» **TASK GOAL**: Only a number is wanted here: the number of lines of the data that include "Error".

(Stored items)
........
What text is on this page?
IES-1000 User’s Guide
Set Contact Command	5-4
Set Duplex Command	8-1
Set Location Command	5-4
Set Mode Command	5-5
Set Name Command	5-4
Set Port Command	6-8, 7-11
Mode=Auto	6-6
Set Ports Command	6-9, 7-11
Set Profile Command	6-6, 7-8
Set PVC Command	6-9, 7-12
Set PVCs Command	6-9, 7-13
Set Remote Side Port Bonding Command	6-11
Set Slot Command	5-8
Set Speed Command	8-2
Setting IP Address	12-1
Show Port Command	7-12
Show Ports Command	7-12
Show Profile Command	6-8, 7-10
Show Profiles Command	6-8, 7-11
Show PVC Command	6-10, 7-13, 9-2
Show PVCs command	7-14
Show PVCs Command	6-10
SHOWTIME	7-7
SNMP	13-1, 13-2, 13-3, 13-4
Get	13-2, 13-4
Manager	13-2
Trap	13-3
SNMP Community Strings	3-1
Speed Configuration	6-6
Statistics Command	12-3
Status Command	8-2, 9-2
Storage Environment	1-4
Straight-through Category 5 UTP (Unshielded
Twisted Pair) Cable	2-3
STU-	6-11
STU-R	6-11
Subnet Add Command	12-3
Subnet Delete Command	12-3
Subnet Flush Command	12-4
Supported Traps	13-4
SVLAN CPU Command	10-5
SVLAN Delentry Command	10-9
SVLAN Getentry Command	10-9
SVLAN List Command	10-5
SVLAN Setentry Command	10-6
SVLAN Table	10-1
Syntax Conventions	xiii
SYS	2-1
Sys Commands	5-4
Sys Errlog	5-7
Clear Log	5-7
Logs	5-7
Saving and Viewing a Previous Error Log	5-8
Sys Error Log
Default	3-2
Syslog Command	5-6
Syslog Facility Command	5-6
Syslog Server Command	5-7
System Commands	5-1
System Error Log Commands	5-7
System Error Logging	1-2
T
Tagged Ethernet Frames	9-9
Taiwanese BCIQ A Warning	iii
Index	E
........
» **FINISHED TASK**: 4